* START *

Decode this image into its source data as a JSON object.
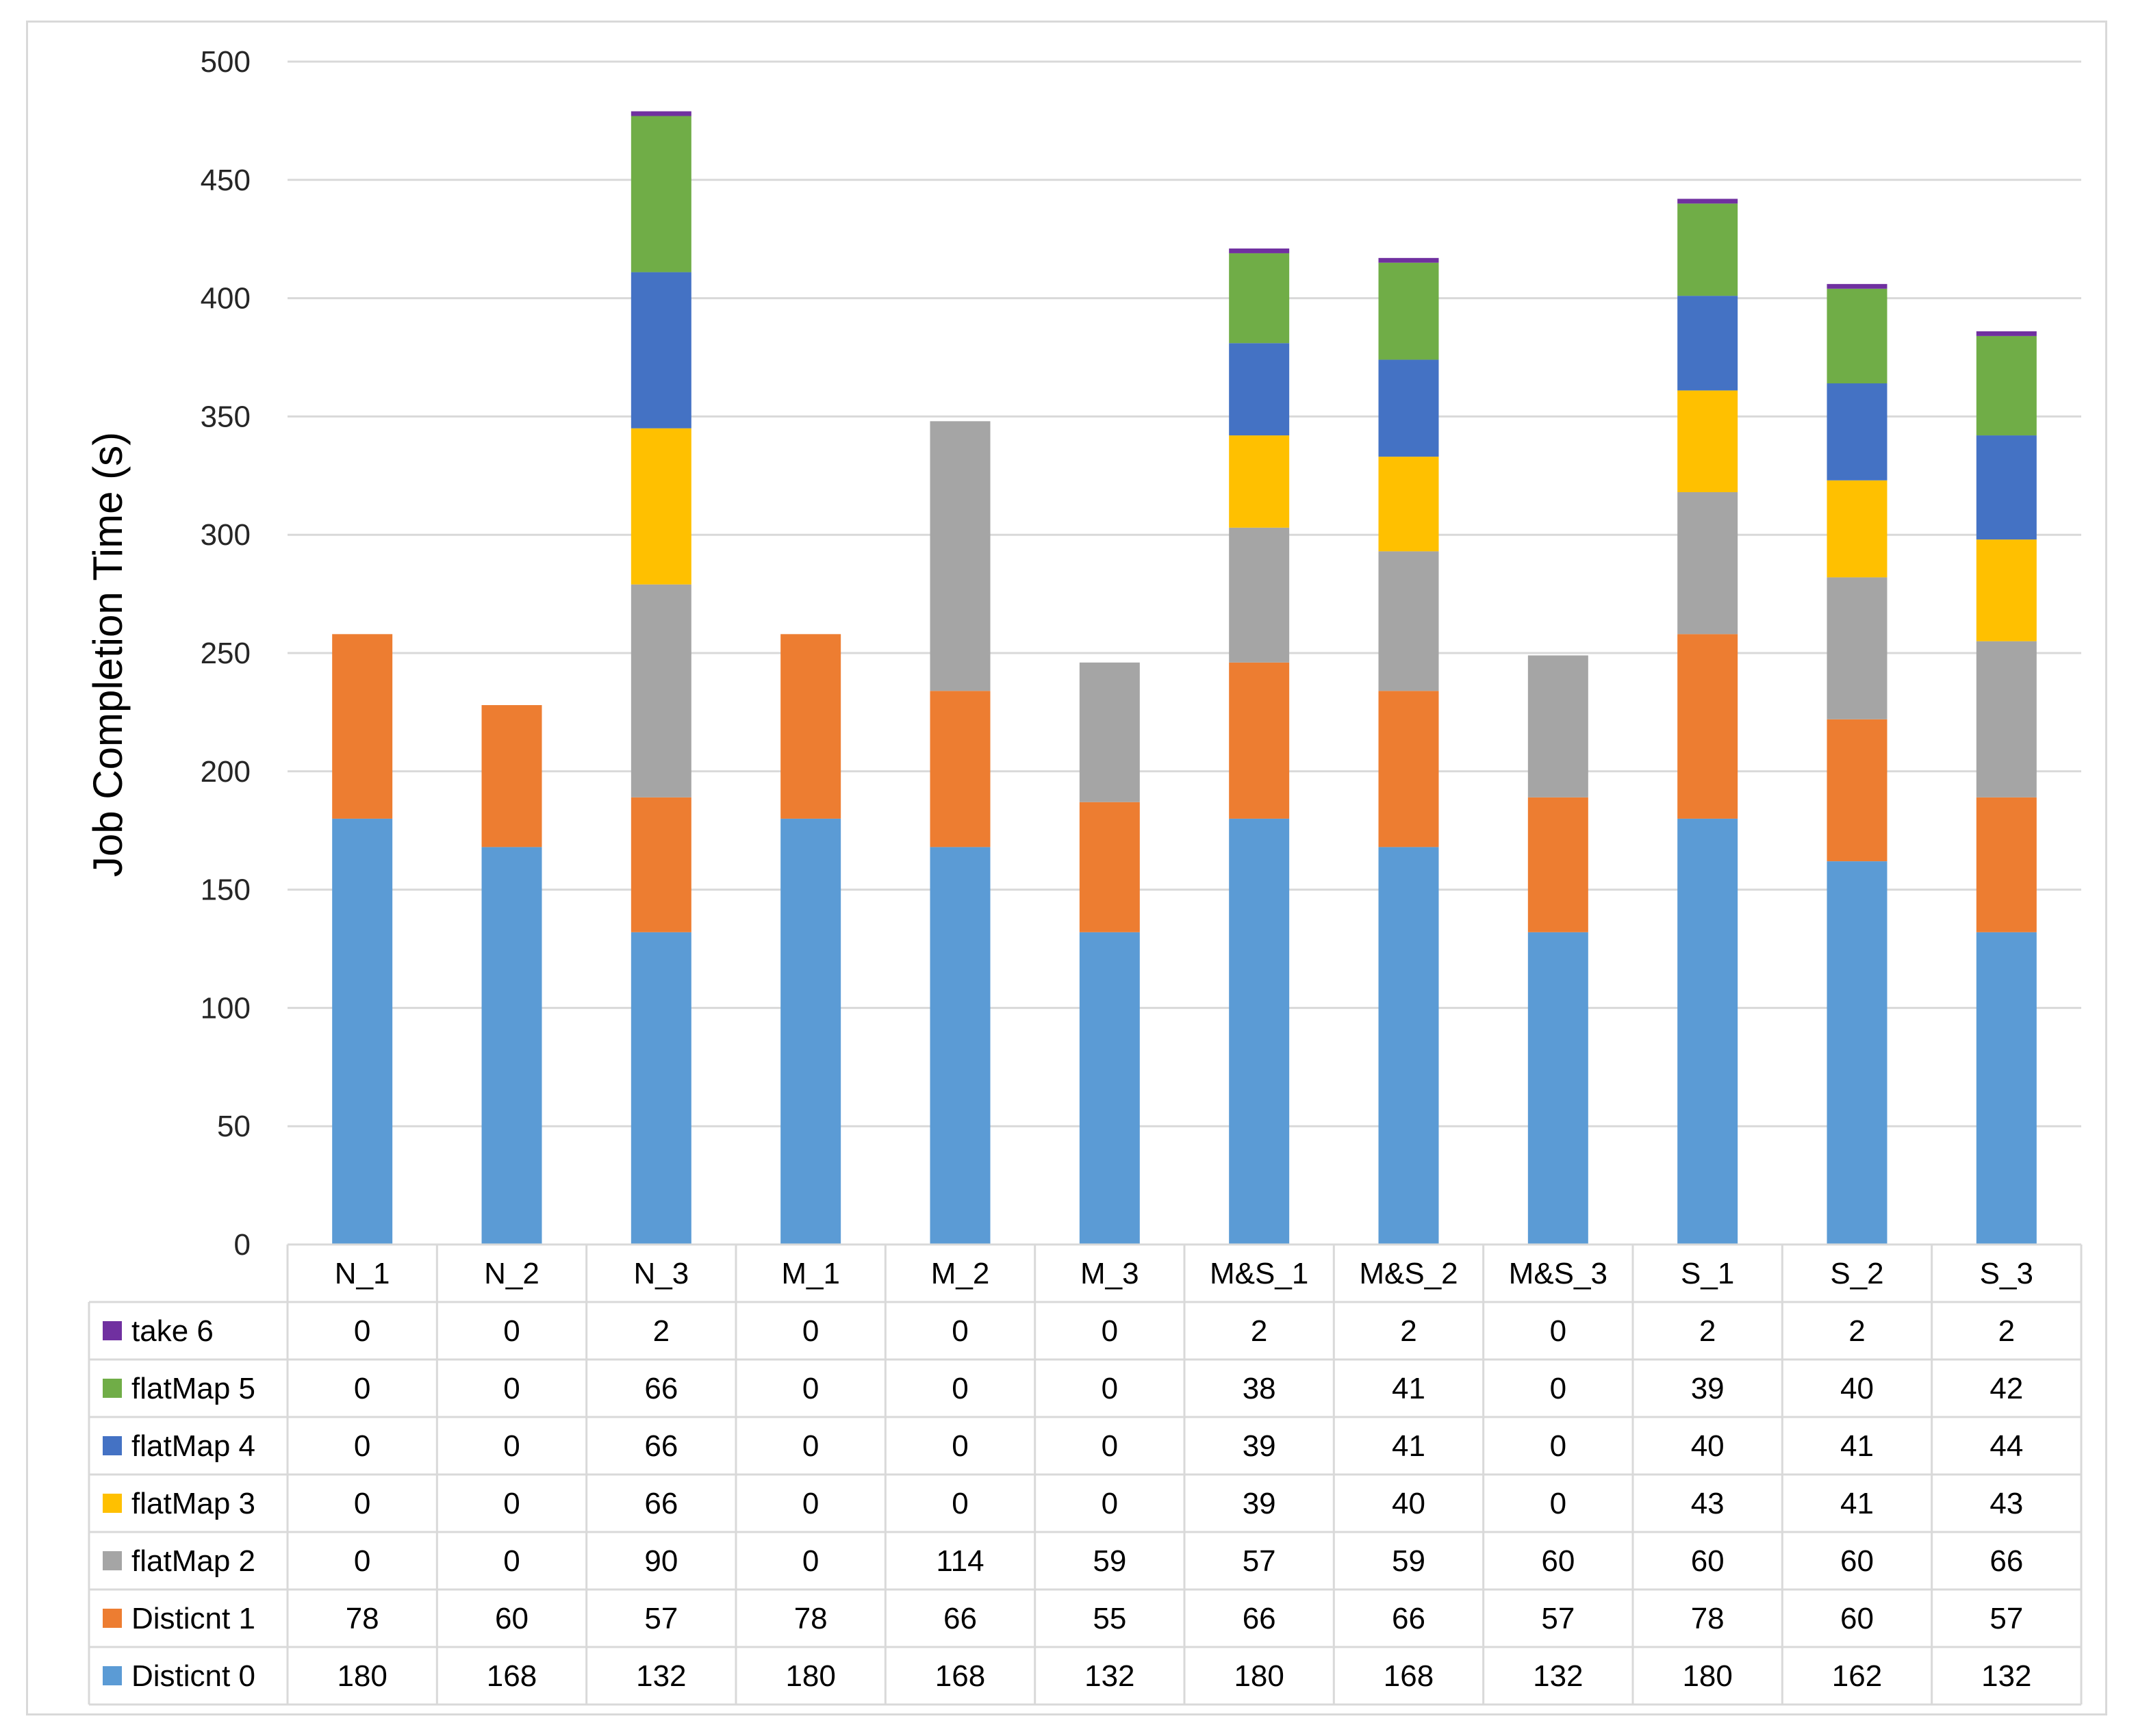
{
  "chart_data": {
    "type": "bar",
    "stacked": true,
    "title": "",
    "xlabel": "",
    "ylabel": "Job Completion Time (s)",
    "ylim": [
      0,
      500
    ],
    "ytick_step": 50,
    "grid": true,
    "legend_placement": "data-table-left",
    "categories": [
      "N_1",
      "N_2",
      "N_3",
      "M_1",
      "M_2",
      "M_3",
      "M&S_1",
      "M&S_2",
      "M&S_3",
      "S_1",
      "S_2",
      "S_3"
    ],
    "series": [
      {
        "name": "Disticnt 0",
        "color": "#5B9BD5",
        "values": [
          180,
          168,
          132,
          180,
          168,
          132,
          180,
          168,
          132,
          180,
          162,
          132
        ]
      },
      {
        "name": "Disticnt 1",
        "color": "#ED7D31",
        "values": [
          78,
          60,
          57,
          78,
          66,
          55,
          66,
          66,
          57,
          78,
          60,
          57
        ]
      },
      {
        "name": "flatMap 2",
        "color": "#A5A5A5",
        "values": [
          0,
          0,
          90,
          0,
          114,
          59,
          57,
          59,
          60,
          60,
          60,
          66
        ]
      },
      {
        "name": "flatMap 3",
        "color": "#FFC000",
        "values": [
          0,
          0,
          66,
          0,
          0,
          0,
          39,
          40,
          0,
          43,
          41,
          43
        ]
      },
      {
        "name": "flatMap 4",
        "color": "#4472C4",
        "values": [
          0,
          0,
          66,
          0,
          0,
          0,
          39,
          41,
          0,
          40,
          41,
          44
        ]
      },
      {
        "name": "flatMap 5",
        "color": "#70AD47",
        "values": [
          0,
          0,
          66,
          0,
          0,
          0,
          38,
          41,
          0,
          39,
          40,
          42
        ]
      },
      {
        "name": "take 6",
        "color": "#7030A0",
        "values": [
          0,
          0,
          2,
          0,
          0,
          0,
          2,
          2,
          0,
          2,
          2,
          2
        ]
      }
    ]
  }
}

* END *

* **TASK DESCRIPTION**
Transcribe the whole listing exactly. Pictures are excluded.

* **ANSWER FOR THE TASK**
Decode this image into its source data as a JSON object.
{
  "chart_data": {
    "type": "bar",
    "stacked": true,
    "title": "",
    "xlabel": "",
    "ylabel": "Job Completion Time (s)",
    "ylim": [
      0,
      500
    ],
    "ytick_step": 50,
    "grid": true,
    "legend_placement": "data-table-left",
    "categories": [
      "N_1",
      "N_2",
      "N_3",
      "M_1",
      "M_2",
      "M_3",
      "M&S_1",
      "M&S_2",
      "M&S_3",
      "S_1",
      "S_2",
      "S_3"
    ],
    "series": [
      {
        "name": "Disticnt 0",
        "color": "#5B9BD5",
        "values": [
          180,
          168,
          132,
          180,
          168,
          132,
          180,
          168,
          132,
          180,
          162,
          132
        ]
      },
      {
        "name": "Disticnt 1",
        "color": "#ED7D31",
        "values": [
          78,
          60,
          57,
          78,
          66,
          55,
          66,
          66,
          57,
          78,
          60,
          57
        ]
      },
      {
        "name": "flatMap 2",
        "color": "#A5A5A5",
        "values": [
          0,
          0,
          90,
          0,
          114,
          59,
          57,
          59,
          60,
          60,
          60,
          66
        ]
      },
      {
        "name": "flatMap 3",
        "color": "#FFC000",
        "values": [
          0,
          0,
          66,
          0,
          0,
          0,
          39,
          40,
          0,
          43,
          41,
          43
        ]
      },
      {
        "name": "flatMap 4",
        "color": "#4472C4",
        "values": [
          0,
          0,
          66,
          0,
          0,
          0,
          39,
          41,
          0,
          40,
          41,
          44
        ]
      },
      {
        "name": "flatMap 5",
        "color": "#70AD47",
        "values": [
          0,
          0,
          66,
          0,
          0,
          0,
          38,
          41,
          0,
          39,
          40,
          42
        ]
      },
      {
        "name": "take 6",
        "color": "#7030A0",
        "values": [
          0,
          0,
          2,
          0,
          0,
          0,
          2,
          2,
          0,
          2,
          2,
          2
        ]
      }
    ]
  }
}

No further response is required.